DATA PROVIDED:
— BEGIN —
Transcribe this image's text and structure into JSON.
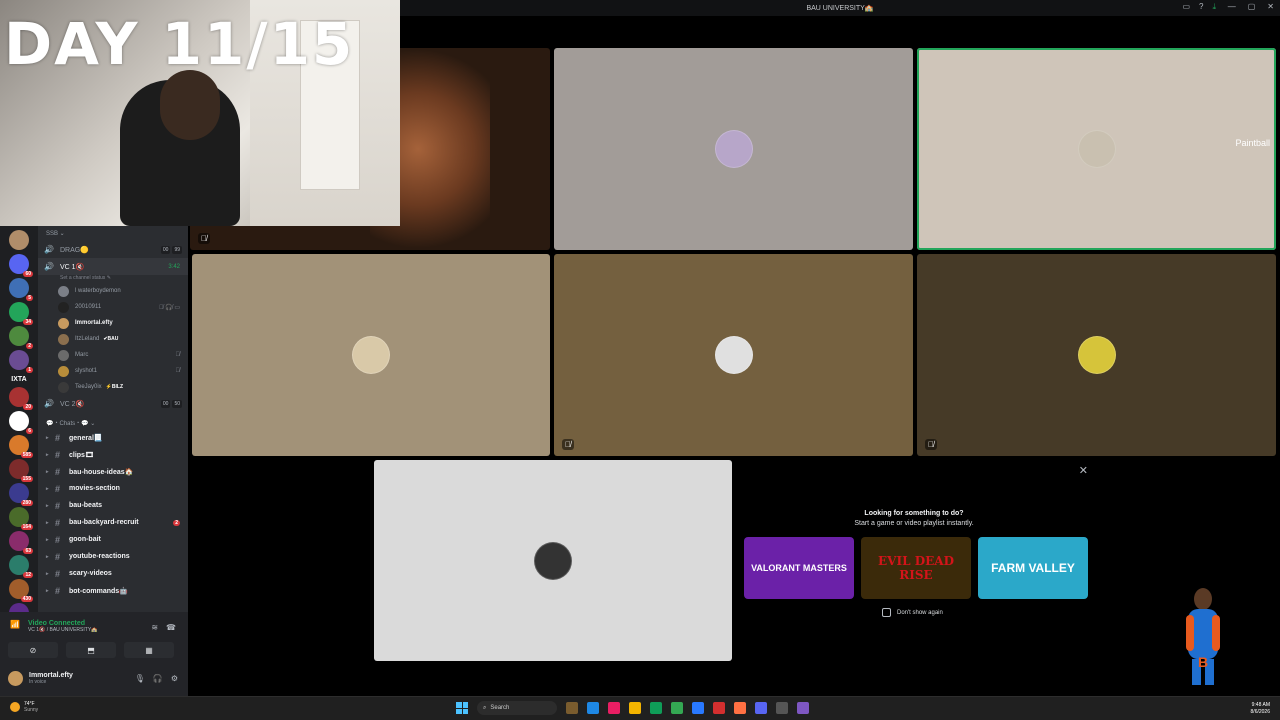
{
  "overlay": {
    "day_text": "DAY 11/15"
  },
  "window": {
    "title": "BAU UNIVERSITY🏫"
  },
  "servers": {
    "items": [
      {
        "color": "#b08d6a",
        "badge": ""
      },
      {
        "color": "#5865f2",
        "badge": "60"
      },
      {
        "color": "#3f6fb5",
        "badge": "5"
      },
      {
        "color": "#23a55a",
        "badge": "34"
      },
      {
        "color": "#4e8a3e",
        "badge": "2"
      },
      {
        "color": "#6a4c93",
        "badge": "1"
      }
    ],
    "text_label": "IXTA",
    "items2": [
      {
        "color": "#a83232",
        "badge": "20"
      },
      {
        "color": "#ffffff",
        "badge": "6"
      },
      {
        "color": "#d97a2b",
        "badge": "585"
      },
      {
        "color": "#7d2b2b",
        "badge": "155"
      },
      {
        "color": "#3b3b8f",
        "badge": "280"
      },
      {
        "color": "#4a6b2a",
        "badge": "164"
      },
      {
        "color": "#8a2c6b",
        "badge": "63"
      },
      {
        "color": "#2b7d6b",
        "badge": "12"
      },
      {
        "color": "#a15d2b",
        "badge": "430"
      },
      {
        "color": "#5b2b8a",
        "badge": "26"
      },
      {
        "color": "#2b4a8a",
        "badge": "NEW"
      }
    ]
  },
  "channels": {
    "category_top": "SSB ⌄",
    "drag": {
      "name": "DRAG🟡",
      "count1": "00",
      "count2": "99"
    },
    "vc1": {
      "name": "VC 1🔇",
      "time": "3:42",
      "status": "Set a channel status ✎"
    },
    "members": [
      {
        "name": "l waterboydemon",
        "tag": "",
        "live": false,
        "color": "#7b7f87",
        "icons": ""
      },
      {
        "name": "20010911",
        "tag": "",
        "live": false,
        "color": "#222222",
        "icons": "🎙̸ 🎧̸ ▭"
      },
      {
        "name": "Immortal.efty",
        "tag": "",
        "live": true,
        "color": "#c79a5f",
        "icons": ""
      },
      {
        "name": "ItzLeland",
        "tag": "✔BAU",
        "live": false,
        "color": "#8b6f4e",
        "icons": ""
      },
      {
        "name": "Marc",
        "tag": "",
        "live": false,
        "color": "#6b6b6b",
        "icons": "🎙̸"
      },
      {
        "name": "slyshot1",
        "tag": "",
        "live": false,
        "color": "#b88d3a",
        "icons": "🎙̸"
      },
      {
        "name": "TeeJay0ix",
        "tag": "⚡BILZ",
        "live": false,
        "color": "#3a3a3a",
        "icons": ""
      }
    ],
    "vc2": {
      "name": "VC 2🔇",
      "count1": "00",
      "count2": "50"
    },
    "chats_category": "💬・Chats・💬 ⌄",
    "text_channels": [
      {
        "name": "general📃",
        "bright": true,
        "ping": ""
      },
      {
        "name": "clips🎞",
        "bright": true,
        "ping": ""
      },
      {
        "name": "bau-house-ideas🏠",
        "bright": true,
        "ping": ""
      },
      {
        "name": "movies-section",
        "bright": true,
        "ping": ""
      },
      {
        "name": "bau-beats",
        "bright": true,
        "ping": ""
      },
      {
        "name": "bau-backyard-recruit",
        "bright": true,
        "ping": "2"
      },
      {
        "name": "goon-bait",
        "bright": true,
        "ping": ""
      },
      {
        "name": "youtube-reactions",
        "bright": true,
        "ping": ""
      },
      {
        "name": "scary-videos",
        "bright": true,
        "ping": ""
      },
      {
        "name": "bot-commands🤖",
        "bright": true,
        "ping": ""
      }
    ]
  },
  "voice_panel": {
    "status": "Video Connected",
    "sub": "VC 1🔇 / BAU UNIVERSITY🏫",
    "user_name": "Immortal.efty",
    "user_sub": "In voice"
  },
  "tiles": {
    "stream_label": "Paintball",
    "tile_colors": [
      "#2a1a10",
      "#a29c98",
      "#cfc5b9",
      "#a29278",
      "#74603f",
      "#463a27",
      "#dadada"
    ],
    "pfp_colors": [
      "",
      "#b7a6c9",
      "#c9c0b0",
      "#d9c9a8",
      "#e0e0e0",
      "#d6c43a",
      "#333333"
    ]
  },
  "activity": {
    "title": "Looking for something to do?",
    "subtitle": "Start a game or video playlist instantly.",
    "cards": [
      {
        "label": "VALORANT MASTERS",
        "bg": "#6b21a8",
        "fg": "#ffffff"
      },
      {
        "label": "EVIL DEAD RISE",
        "bg": "#3b2a0a",
        "fg": "#d4141a"
      },
      {
        "label": "FARM VALLEY",
        "bg": "#2ba8c9",
        "fg": "#ffffff"
      }
    ],
    "dont_show": "Don't show again"
  },
  "taskbar": {
    "weather_temp": "74°F",
    "weather_desc": "Sunny",
    "search_placeholder": "Search",
    "time": "9:48 AM",
    "date": "8/6/2026",
    "apps": [
      "#7a5c2e",
      "#1e88e5",
      "#e91e63",
      "#f4b400",
      "#0f9d58",
      "#34a853",
      "#2979ff",
      "#d32f2f",
      "#ff7043",
      "#5865f2",
      "#555555",
      "#7e57c2"
    ]
  }
}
— END —
PROBLEM: Repeat all of the data above word for word, minus the pictures.

WORKED SOLUTION:
Transcribe this image's text and structure into JSON.
{
  "overlay": {
    "day_text": "DAY 11/15"
  },
  "window": {
    "title": "BAU UNIVERSITY🏫"
  },
  "servers": {
    "items": [
      {
        "color": "#b08d6a",
        "badge": ""
      },
      {
        "color": "#5865f2",
        "badge": "60"
      },
      {
        "color": "#3f6fb5",
        "badge": "5"
      },
      {
        "color": "#23a55a",
        "badge": "34"
      },
      {
        "color": "#4e8a3e",
        "badge": "2"
      },
      {
        "color": "#6a4c93",
        "badge": "1"
      }
    ],
    "text_label": "IXTA",
    "items2": [
      {
        "color": "#a83232",
        "badge": "20"
      },
      {
        "color": "#ffffff",
        "badge": "6"
      },
      {
        "color": "#d97a2b",
        "badge": "585"
      },
      {
        "color": "#7d2b2b",
        "badge": "155"
      },
      {
        "color": "#3b3b8f",
        "badge": "280"
      },
      {
        "color": "#4a6b2a",
        "badge": "164"
      },
      {
        "color": "#8a2c6b",
        "badge": "63"
      },
      {
        "color": "#2b7d6b",
        "badge": "12"
      },
      {
        "color": "#a15d2b",
        "badge": "430"
      },
      {
        "color": "#5b2b8a",
        "badge": "26"
      },
      {
        "color": "#2b4a8a",
        "badge": "NEW"
      }
    ]
  },
  "channels": {
    "category_top": "SSB ⌄",
    "drag": {
      "name": "DRAG🟡",
      "count1": "00",
      "count2": "99"
    },
    "vc1": {
      "name": "VC 1🔇",
      "time": "3:42",
      "status": "Set a channel status ✎"
    },
    "members": [
      {
        "name": "l waterboydemon",
        "tag": "",
        "live": false,
        "color": "#7b7f87",
        "icons": ""
      },
      {
        "name": "20010911",
        "tag": "",
        "live": false,
        "color": "#222222",
        "icons": "🎙̸ 🎧̸ ▭"
      },
      {
        "name": "Immortal.efty",
        "tag": "",
        "live": true,
        "color": "#c79a5f",
        "icons": ""
      },
      {
        "name": "ItzLeland",
        "tag": "✔BAU",
        "live": false,
        "color": "#8b6f4e",
        "icons": ""
      },
      {
        "name": "Marc",
        "tag": "",
        "live": false,
        "color": "#6b6b6b",
        "icons": "🎙̸"
      },
      {
        "name": "slyshot1",
        "tag": "",
        "live": false,
        "color": "#b88d3a",
        "icons": "🎙̸"
      },
      {
        "name": "TeeJay0ix",
        "tag": "⚡BILZ",
        "live": false,
        "color": "#3a3a3a",
        "icons": ""
      }
    ],
    "vc2": {
      "name": "VC 2🔇",
      "count1": "00",
      "count2": "50"
    },
    "chats_category": "💬・Chats・💬 ⌄",
    "text_channels": [
      {
        "name": "general📃",
        "bright": true,
        "ping": ""
      },
      {
        "name": "clips🎞",
        "bright": true,
        "ping": ""
      },
      {
        "name": "bau-house-ideas🏠",
        "bright": true,
        "ping": ""
      },
      {
        "name": "movies-section",
        "bright": true,
        "ping": ""
      },
      {
        "name": "bau-beats",
        "bright": true,
        "ping": ""
      },
      {
        "name": "bau-backyard-recruit",
        "bright": true,
        "ping": "2"
      },
      {
        "name": "goon-bait",
        "bright": true,
        "ping": ""
      },
      {
        "name": "youtube-reactions",
        "bright": true,
        "ping": ""
      },
      {
        "name": "scary-videos",
        "bright": true,
        "ping": ""
      },
      {
        "name": "bot-commands🤖",
        "bright": true,
        "ping": ""
      }
    ]
  },
  "voice_panel": {
    "status": "Video Connected",
    "sub": "VC 1🔇 / BAU UNIVERSITY🏫",
    "user_name": "Immortal.efty",
    "user_sub": "In voice"
  },
  "tiles": {
    "stream_label": "Paintball",
    "tile_colors": [
      "#2a1a10",
      "#a29c98",
      "#cfc5b9",
      "#a29278",
      "#74603f",
      "#463a27",
      "#dadada"
    ],
    "pfp_colors": [
      "",
      "#b7a6c9",
      "#c9c0b0",
      "#d9c9a8",
      "#e0e0e0",
      "#d6c43a",
      "#333333"
    ]
  },
  "activity": {
    "title": "Looking for something to do?",
    "subtitle": "Start a game or video playlist instantly.",
    "cards": [
      {
        "label": "VALORANT MASTERS",
        "bg": "#6b21a8",
        "fg": "#ffffff"
      },
      {
        "label": "EVIL DEAD RISE",
        "bg": "#3b2a0a",
        "fg": "#d4141a"
      },
      {
        "label": "FARM VALLEY",
        "bg": "#2ba8c9",
        "fg": "#ffffff"
      }
    ],
    "dont_show": "Don't show again"
  },
  "taskbar": {
    "weather_temp": "74°F",
    "weather_desc": "Sunny",
    "search_placeholder": "Search",
    "time": "9:48 AM",
    "date": "8/6/2026",
    "apps": [
      "#7a5c2e",
      "#1e88e5",
      "#e91e63",
      "#f4b400",
      "#0f9d58",
      "#34a853",
      "#2979ff",
      "#d32f2f",
      "#ff7043",
      "#5865f2",
      "#555555",
      "#7e57c2"
    ]
  }
}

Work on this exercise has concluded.